▶ [Given instruction] Faithfully return all lines, omitting every embedded picture.

▶ [Records for the exercise]
#####

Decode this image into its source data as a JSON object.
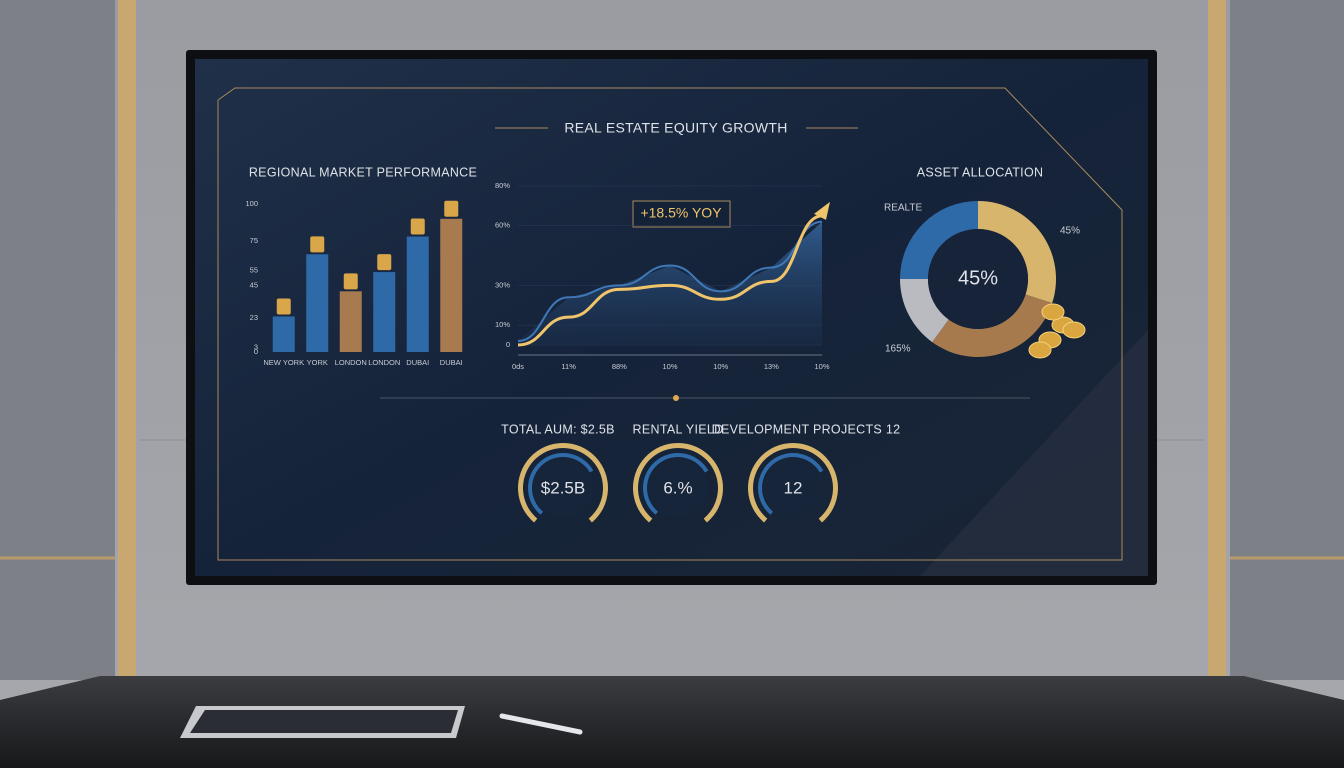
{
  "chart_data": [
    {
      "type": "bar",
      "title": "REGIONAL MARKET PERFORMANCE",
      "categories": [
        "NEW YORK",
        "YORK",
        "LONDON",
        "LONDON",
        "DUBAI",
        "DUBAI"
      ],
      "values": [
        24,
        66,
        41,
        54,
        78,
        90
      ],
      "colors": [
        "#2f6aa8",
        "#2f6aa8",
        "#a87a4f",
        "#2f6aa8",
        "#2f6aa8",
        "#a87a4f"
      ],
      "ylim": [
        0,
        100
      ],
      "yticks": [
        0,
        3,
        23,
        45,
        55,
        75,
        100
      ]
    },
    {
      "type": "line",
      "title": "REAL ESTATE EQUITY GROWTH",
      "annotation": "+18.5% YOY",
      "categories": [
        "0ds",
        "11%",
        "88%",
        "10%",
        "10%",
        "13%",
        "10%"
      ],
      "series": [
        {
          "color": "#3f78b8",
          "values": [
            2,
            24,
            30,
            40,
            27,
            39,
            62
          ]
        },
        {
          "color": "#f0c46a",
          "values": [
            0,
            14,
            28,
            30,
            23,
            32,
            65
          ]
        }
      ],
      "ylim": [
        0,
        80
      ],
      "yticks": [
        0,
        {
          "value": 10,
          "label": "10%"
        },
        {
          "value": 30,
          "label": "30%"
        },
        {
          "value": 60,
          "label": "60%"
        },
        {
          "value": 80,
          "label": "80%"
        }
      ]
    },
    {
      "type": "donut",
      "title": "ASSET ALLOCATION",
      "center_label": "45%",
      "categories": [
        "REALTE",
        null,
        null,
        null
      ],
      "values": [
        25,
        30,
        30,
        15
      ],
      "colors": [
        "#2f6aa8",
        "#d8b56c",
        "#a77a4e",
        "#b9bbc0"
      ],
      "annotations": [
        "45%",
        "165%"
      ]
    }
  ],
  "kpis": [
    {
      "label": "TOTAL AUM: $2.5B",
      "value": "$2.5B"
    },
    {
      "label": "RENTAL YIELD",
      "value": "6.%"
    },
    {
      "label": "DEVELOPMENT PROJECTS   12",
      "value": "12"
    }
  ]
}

#####

▶ [Task solution]
Decode this image into its source data as a JSON object.
{
  "chart_data": [
    {
      "type": "bar",
      "title": "REGIONAL MARKET PERFORMANCE",
      "categories": [
        "NEW YORK",
        "YORK",
        "LONDON",
        "LONDON",
        "DUBAI",
        "DUBAI"
      ],
      "values": [
        24,
        66,
        41,
        54,
        78,
        90
      ],
      "colors": [
        "#2f6aa8",
        "#2f6aa8",
        "#a87a4f",
        "#2f6aa8",
        "#2f6aa8",
        "#a87a4f"
      ],
      "ylim": [
        0,
        100
      ],
      "yticks": [
        0,
        3,
        23,
        45,
        55,
        75,
        100
      ]
    },
    {
      "type": "line",
      "title": "REAL ESTATE EQUITY GROWTH",
      "annotation": "+18.5% YOY",
      "categories": [
        "0ds",
        "11%",
        "88%",
        "10%",
        "10%",
        "13%",
        "10%"
      ],
      "series": [
        {
          "color": "#3f78b8",
          "values": [
            2,
            24,
            30,
            40,
            27,
            39,
            62
          ]
        },
        {
          "color": "#f0c46a",
          "values": [
            0,
            14,
            28,
            30,
            23,
            32,
            65
          ]
        }
      ],
      "ylim": [
        0,
        80
      ],
      "yticks": [
        0,
        {
          "value": 10,
          "label": "10%"
        },
        {
          "value": 30,
          "label": "30%"
        },
        {
          "value": 60,
          "label": "60%"
        },
        {
          "value": 80,
          "label": "80%"
        }
      ]
    },
    {
      "type": "donut",
      "title": "ASSET ALLOCATION",
      "center_label": "45%",
      "categories": [
        "REALTE",
        null,
        null,
        null
      ],
      "values": [
        25,
        30,
        30,
        15
      ],
      "colors": [
        "#2f6aa8",
        "#d8b56c",
        "#a77a4e",
        "#b9bbc0"
      ],
      "annotations": [
        "45%",
        "165%"
      ]
    }
  ],
  "kpis": [
    {
      "label": "TOTAL AUM: $2.5B",
      "value": "$2.5B"
    },
    {
      "label": "RENTAL YIELD",
      "value": "6.%"
    },
    {
      "label": "DEVELOPMENT PROJECTS   12",
      "value": "12"
    }
  ]
}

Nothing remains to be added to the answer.